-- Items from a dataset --

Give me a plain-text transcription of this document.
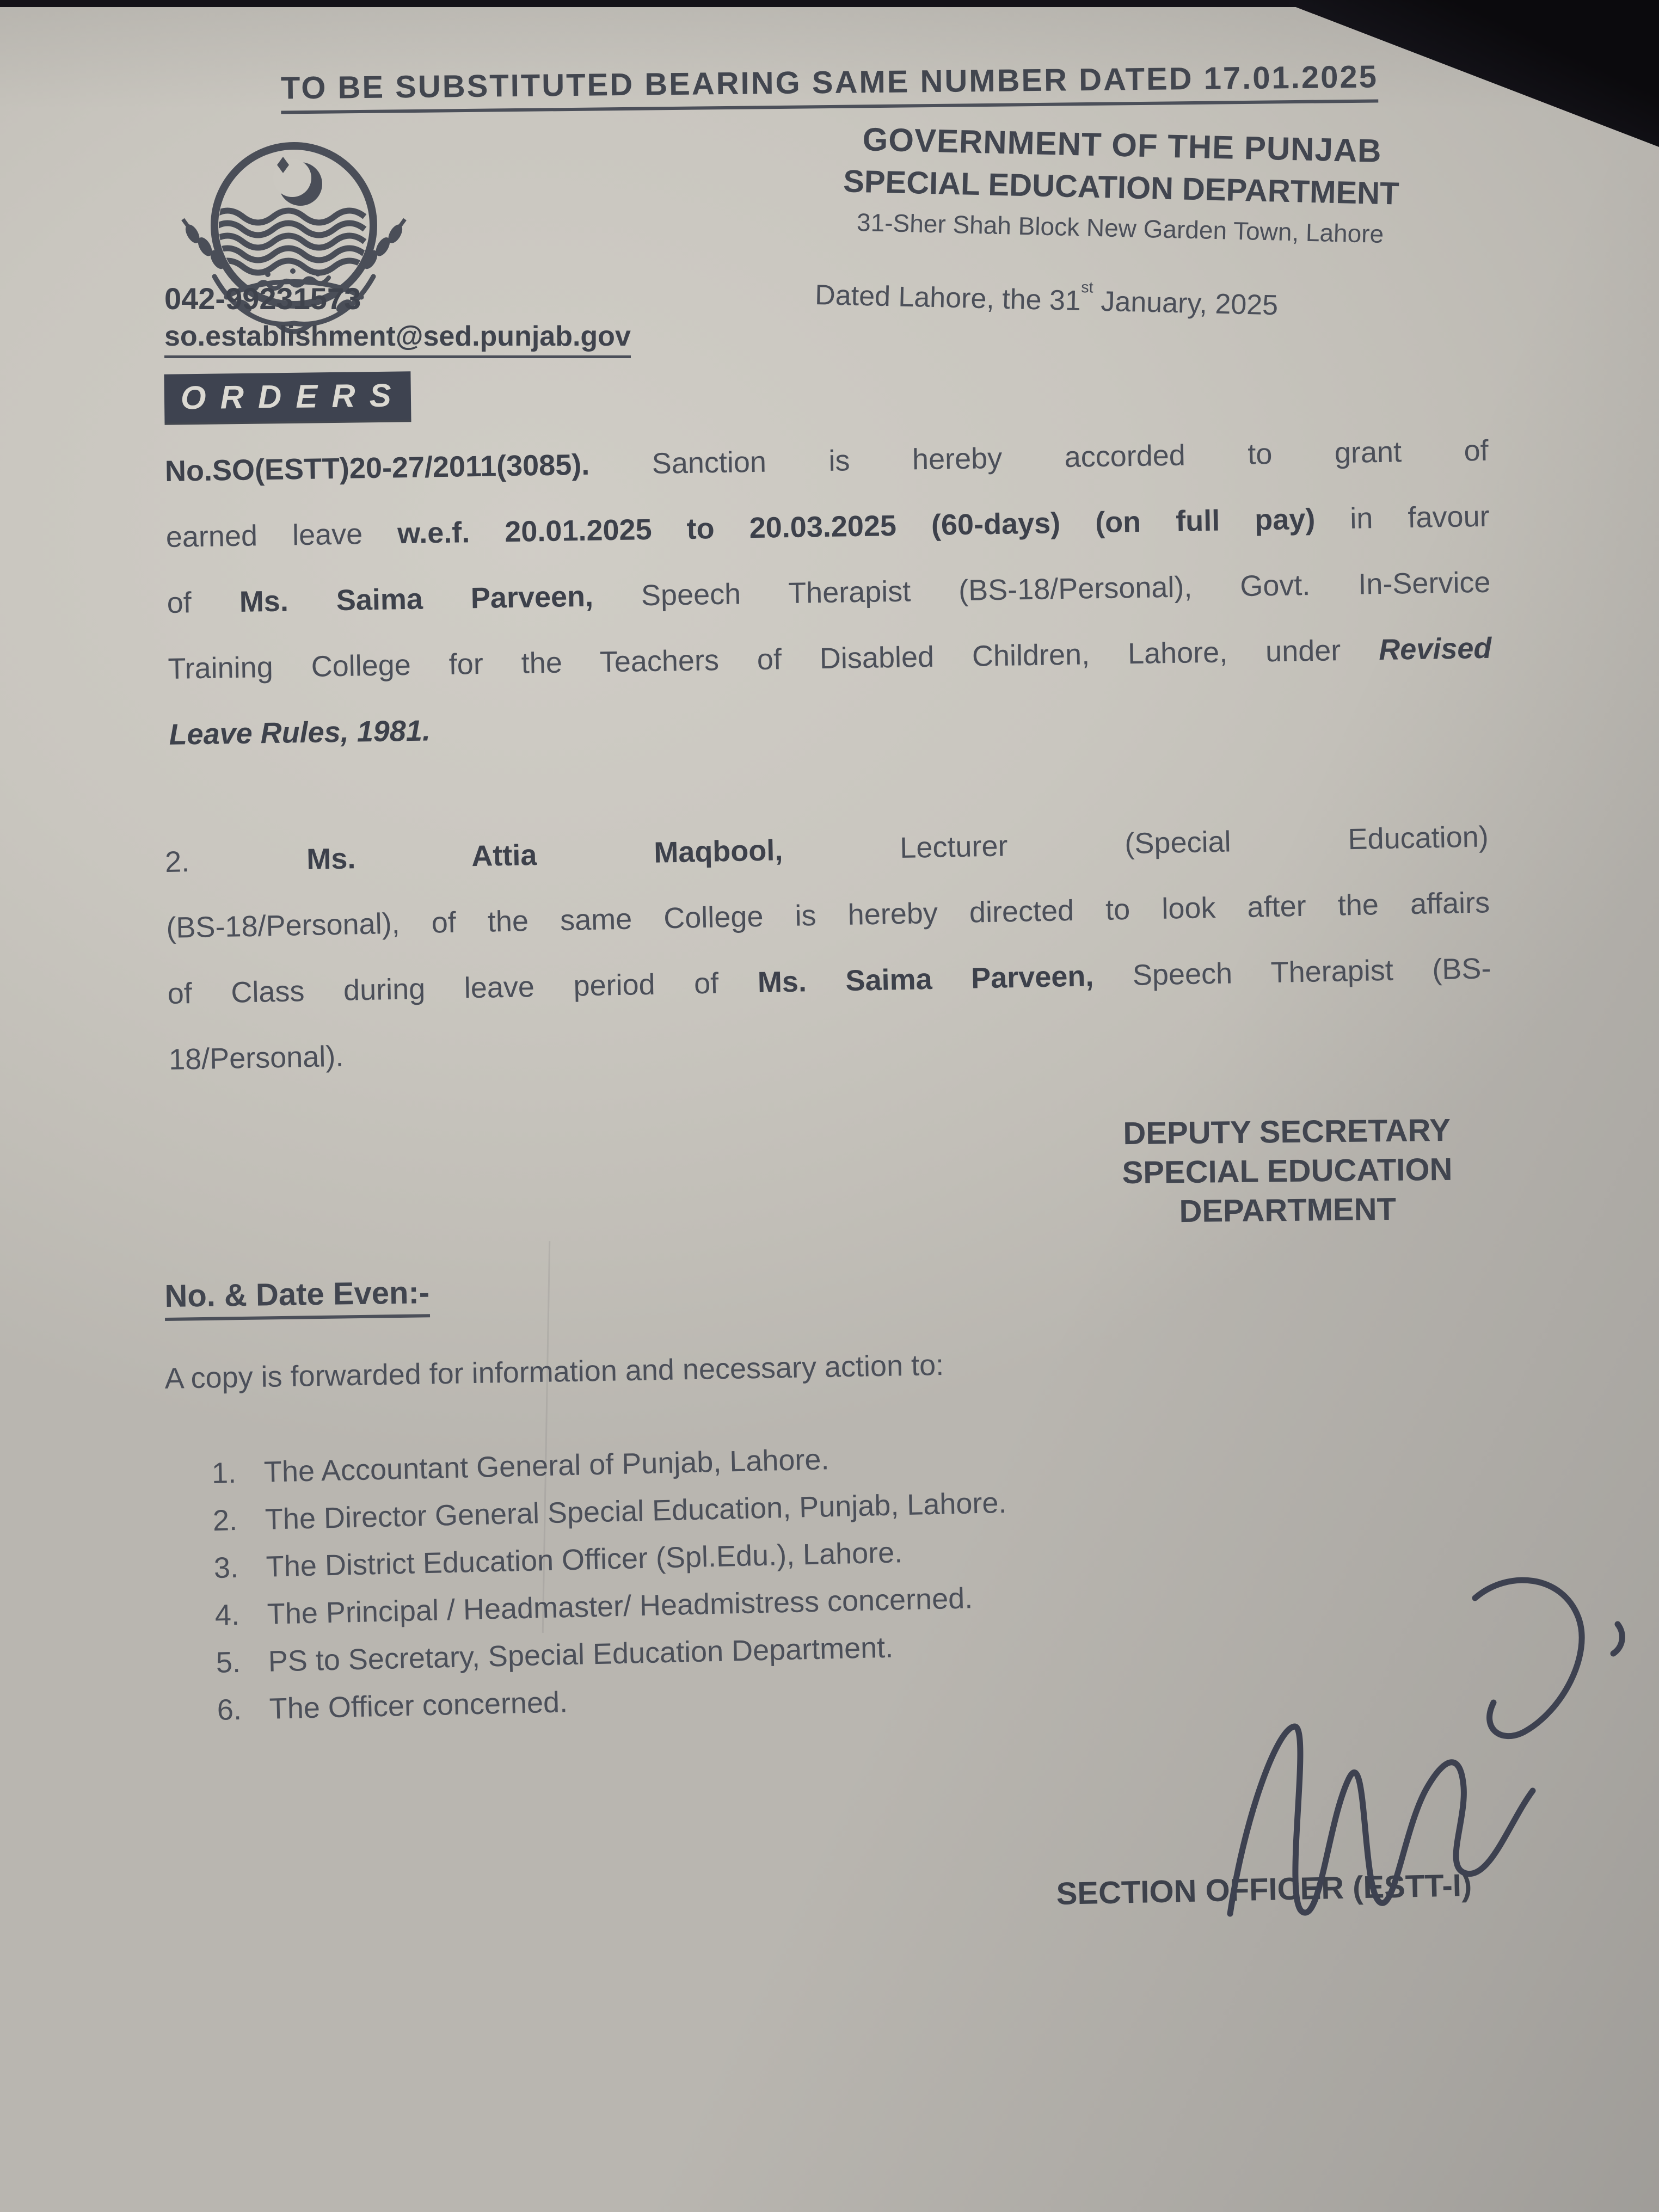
TO BE SUBSTITUTED BEARING SAME NUMBER DATED 17.01.2025
GOVERNMENT OF THE PUNJAB
SPECIAL EDUCATION DEPARTMENT
31-Sher Shah Block New Garden Town, Lahore
042-99231573
so.establishment@sed.punjab.gov
Dated Lahore, the 31st January, 2025
ORDERS
No.SO(ESTT)20-27/2011(3085). Sanction is hereby accorded to grant of
earned leave w.e.f. 20.01.2025 to 20.03.2025 (60-days) (on full pay) in favour
of Ms. Saima Parveen, Speech Therapist (BS-18/Personal), Govt. In-Service
Training College for the Teachers of Disabled Children, Lahore, under Revised
Leave Rules, 1981.
2.	Ms. Attia Maqbool,	Lecturer (Special Education)
(BS-18/Personal), of the same College is hereby directed to look after the affairs
of Class during leave period of Ms. Saima Parveen, Speech Therapist (BS-
18/Personal).
DEPUTY SECRETARY
SPECIAL EDUCATION
DEPARTMENT
No. & Date Even:-
A copy is forwarded for information and necessary action to:
1. The Accountant General of Punjab, Lahore.
2. The Director General Special Education, Punjab, Lahore.
3. The District Education Officer (Spl.Edu.), Lahore.
4. The Principal / Headmaster/ Headmistress concerned.
5. PS to Secretary, Special Education Department.
6. The Officer concerned.
SECTION OFFICER (ESTT-I)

-- What you should do --
Filter out all lines lacking the word "Parveen" and copy the rest.

-- Final result --
of Ms. Saima Parveen, Speech Therapist (BS-18/Personal), Govt. In-Service
of Class during leave period of Ms. Saima Parveen, Speech Therapist (BS-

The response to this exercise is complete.